**TEXT**
>> Start
The man who made the Beatles into rock pioneers.

Hello followers and readers of Beatle Me Do! I have returned from a hiatus for which I greatly apologize, but I have a few ideas for fun posts that I will be publishing throughout the summer! In the meantime, I have decided to dedicate a post to the late Beatles producer, George Martin, who died on March 8 of this year at age 90. Before becoming a music producer with the Beatles, Martin primarily produced comedy albums. However, he is most well known for signing the Beatles to a record contract in 1962 and producing every single Beatles album except for Let It Be, which was (some say) infamously produced by Phil Spector.

The debate over who is “the fifth Beatle” has gone on for decades and is practically a cliche by now. Some Beatles fans support awarding this illustrious title to members of the Beatles camp such as their manager, Brian Epstein, or their first drummer, Pete Best. However, if there really is such a thing as “the fifth Beatle,” I strongly believe that George Martin deserves that title.
>> End
**BRIEF A**
Can you write out the post on George Martin, starting at the words "The debate over" and stopping after "deserves that title."?
The records below are unrelated to the post on George Martin.

**MATERIAL PROVIDED**
>> Start
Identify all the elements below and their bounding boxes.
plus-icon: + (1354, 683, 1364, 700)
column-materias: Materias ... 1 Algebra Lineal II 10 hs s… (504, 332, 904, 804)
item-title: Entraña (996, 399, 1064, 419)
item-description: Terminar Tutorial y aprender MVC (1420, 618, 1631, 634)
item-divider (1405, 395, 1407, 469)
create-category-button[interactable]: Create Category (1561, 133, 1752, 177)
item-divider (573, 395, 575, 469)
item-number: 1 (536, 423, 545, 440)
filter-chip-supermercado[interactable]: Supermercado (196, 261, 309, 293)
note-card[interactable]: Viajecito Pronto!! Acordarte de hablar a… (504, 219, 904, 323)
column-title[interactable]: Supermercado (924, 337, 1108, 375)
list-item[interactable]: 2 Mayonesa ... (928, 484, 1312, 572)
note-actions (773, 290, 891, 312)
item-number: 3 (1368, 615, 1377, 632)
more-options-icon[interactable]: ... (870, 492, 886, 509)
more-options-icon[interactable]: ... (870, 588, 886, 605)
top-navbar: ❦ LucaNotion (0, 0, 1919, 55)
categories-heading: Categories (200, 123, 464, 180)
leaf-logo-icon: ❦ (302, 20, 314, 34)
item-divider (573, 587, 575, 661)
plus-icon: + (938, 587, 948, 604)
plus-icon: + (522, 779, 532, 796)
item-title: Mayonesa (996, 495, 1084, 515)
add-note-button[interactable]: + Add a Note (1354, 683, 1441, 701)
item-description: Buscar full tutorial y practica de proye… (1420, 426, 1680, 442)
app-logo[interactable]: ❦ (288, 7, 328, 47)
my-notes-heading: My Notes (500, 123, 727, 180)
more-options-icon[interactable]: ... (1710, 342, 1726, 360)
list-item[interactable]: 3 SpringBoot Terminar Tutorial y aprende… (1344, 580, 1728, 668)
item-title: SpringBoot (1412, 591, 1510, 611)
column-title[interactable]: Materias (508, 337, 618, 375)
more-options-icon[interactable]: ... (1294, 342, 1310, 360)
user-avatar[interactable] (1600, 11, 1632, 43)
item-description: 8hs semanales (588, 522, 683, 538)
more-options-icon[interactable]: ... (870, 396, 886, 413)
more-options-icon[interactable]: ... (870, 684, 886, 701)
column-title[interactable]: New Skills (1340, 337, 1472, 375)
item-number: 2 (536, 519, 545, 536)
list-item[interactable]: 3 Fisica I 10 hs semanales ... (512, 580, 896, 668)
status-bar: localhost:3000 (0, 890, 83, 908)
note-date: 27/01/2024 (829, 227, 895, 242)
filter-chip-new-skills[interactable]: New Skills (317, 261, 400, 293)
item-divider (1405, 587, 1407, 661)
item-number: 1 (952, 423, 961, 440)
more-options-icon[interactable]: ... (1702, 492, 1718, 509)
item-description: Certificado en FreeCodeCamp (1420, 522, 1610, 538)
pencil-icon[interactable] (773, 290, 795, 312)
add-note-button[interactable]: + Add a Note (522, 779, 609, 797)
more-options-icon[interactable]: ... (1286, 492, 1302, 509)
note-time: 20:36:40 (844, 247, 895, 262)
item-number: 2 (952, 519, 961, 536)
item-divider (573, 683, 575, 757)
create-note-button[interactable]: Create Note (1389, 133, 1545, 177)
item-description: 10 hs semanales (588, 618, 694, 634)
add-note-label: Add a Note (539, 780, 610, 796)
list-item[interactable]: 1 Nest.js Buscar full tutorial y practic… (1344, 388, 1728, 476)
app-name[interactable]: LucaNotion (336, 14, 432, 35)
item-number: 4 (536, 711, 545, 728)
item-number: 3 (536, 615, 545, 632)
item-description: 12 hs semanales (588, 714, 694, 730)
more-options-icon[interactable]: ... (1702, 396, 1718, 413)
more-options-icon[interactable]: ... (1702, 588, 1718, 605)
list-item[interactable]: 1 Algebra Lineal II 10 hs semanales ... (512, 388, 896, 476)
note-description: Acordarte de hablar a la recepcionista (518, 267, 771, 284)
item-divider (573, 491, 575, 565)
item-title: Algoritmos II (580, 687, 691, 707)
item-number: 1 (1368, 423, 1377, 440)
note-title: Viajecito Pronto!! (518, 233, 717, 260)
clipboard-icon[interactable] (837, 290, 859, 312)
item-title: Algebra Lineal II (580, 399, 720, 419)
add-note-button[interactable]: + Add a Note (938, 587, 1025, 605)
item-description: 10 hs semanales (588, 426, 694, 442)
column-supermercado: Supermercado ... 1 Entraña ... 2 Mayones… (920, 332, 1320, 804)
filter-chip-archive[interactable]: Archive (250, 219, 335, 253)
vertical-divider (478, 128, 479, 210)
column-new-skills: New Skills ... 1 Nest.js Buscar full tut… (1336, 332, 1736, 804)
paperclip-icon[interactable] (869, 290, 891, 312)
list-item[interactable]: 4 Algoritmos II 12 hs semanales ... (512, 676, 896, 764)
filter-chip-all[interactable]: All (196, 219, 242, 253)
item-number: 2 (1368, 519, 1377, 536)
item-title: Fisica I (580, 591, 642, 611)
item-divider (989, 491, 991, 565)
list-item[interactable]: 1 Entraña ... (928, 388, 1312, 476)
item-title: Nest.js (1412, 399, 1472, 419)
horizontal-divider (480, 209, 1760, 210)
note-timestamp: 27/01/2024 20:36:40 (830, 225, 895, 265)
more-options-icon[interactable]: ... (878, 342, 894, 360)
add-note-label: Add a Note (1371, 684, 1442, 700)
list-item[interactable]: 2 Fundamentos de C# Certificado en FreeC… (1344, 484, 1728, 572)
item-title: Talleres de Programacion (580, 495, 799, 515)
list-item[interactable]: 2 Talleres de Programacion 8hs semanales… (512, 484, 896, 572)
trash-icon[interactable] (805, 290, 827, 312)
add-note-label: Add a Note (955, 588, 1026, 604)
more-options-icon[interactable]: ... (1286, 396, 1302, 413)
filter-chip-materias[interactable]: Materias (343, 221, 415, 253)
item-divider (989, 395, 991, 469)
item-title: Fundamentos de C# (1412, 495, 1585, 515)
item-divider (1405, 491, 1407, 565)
>> End
**BRIEF B**
Can you convert the records, from their first line through the line containing "item-divider (573, 395, 575, 469)", into a JSON list of strings with one string per line and blank lines left out?

**TASK RESULT A**
The debate over who is “the fifth Beatle” has gone on for decades and is practically a cliche by now. Some Beatles fans support awarding this illustrious title to members of the Beatles camp such as their manager, Brian Epstein, or their first drummer, Pete Best. However, if there really is such a thing as “the fifth Beatle,” I strongly believe that George Martin deserves that title.

**TASK RESULT B**
[
  "Identify all the elements below and their bounding boxes.",
  "plus-icon: + (1354, 683, 1364, 700)",
  "column-materias: Materias ... 1 Algebra Lineal II 10 hs s… (504, 332, 904, 804)",
  "item-title: Entraña (996, 399, 1064, 419)",
  "item-description: Terminar Tutorial y aprender MVC (1420, 618, 1631, 634)",
  "item-divider (1405, 395, 1407, 469)",
  "create-category-button[interactable]: Create Category (1561, 133, 1752, 177)",
  "item-divider (573, 395, 575, 469)"
]